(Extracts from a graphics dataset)
_ _ _ _ _
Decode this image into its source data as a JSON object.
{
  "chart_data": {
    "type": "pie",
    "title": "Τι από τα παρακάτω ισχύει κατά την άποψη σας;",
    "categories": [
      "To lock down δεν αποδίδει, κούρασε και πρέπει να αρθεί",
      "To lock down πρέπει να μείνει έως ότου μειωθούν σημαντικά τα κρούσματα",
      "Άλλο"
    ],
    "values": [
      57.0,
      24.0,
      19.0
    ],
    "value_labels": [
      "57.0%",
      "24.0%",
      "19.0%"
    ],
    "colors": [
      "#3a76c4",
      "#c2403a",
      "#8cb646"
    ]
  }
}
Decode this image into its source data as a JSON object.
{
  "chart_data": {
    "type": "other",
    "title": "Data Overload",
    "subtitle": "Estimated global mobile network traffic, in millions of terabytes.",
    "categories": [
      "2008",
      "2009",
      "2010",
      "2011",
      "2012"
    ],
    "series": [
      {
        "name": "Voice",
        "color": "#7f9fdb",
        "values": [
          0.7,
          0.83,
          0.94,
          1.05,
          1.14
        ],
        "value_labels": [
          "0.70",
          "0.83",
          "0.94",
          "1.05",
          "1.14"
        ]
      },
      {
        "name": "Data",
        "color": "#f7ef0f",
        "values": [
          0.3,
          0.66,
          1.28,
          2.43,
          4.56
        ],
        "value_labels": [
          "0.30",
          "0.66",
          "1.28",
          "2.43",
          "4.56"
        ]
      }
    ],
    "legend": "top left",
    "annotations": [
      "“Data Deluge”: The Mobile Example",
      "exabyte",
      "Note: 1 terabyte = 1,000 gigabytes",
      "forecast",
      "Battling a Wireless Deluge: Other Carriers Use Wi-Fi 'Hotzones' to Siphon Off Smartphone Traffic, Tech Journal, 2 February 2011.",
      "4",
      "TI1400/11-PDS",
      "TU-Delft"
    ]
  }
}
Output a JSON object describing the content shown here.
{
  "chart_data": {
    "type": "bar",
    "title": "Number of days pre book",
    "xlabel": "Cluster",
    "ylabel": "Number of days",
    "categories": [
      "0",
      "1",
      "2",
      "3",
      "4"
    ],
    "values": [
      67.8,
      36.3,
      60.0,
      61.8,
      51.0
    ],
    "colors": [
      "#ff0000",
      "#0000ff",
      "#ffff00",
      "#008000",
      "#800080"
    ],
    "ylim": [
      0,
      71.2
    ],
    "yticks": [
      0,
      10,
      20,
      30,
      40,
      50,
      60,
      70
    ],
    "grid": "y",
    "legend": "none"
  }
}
_ _ _ _ _
TO BE DONE:
Pick each line holding the word "days" out of the data and copy it.

RESULT OF THIS TASK:
    "title": "Number of days pre book",
    "ylabel": "Number of days",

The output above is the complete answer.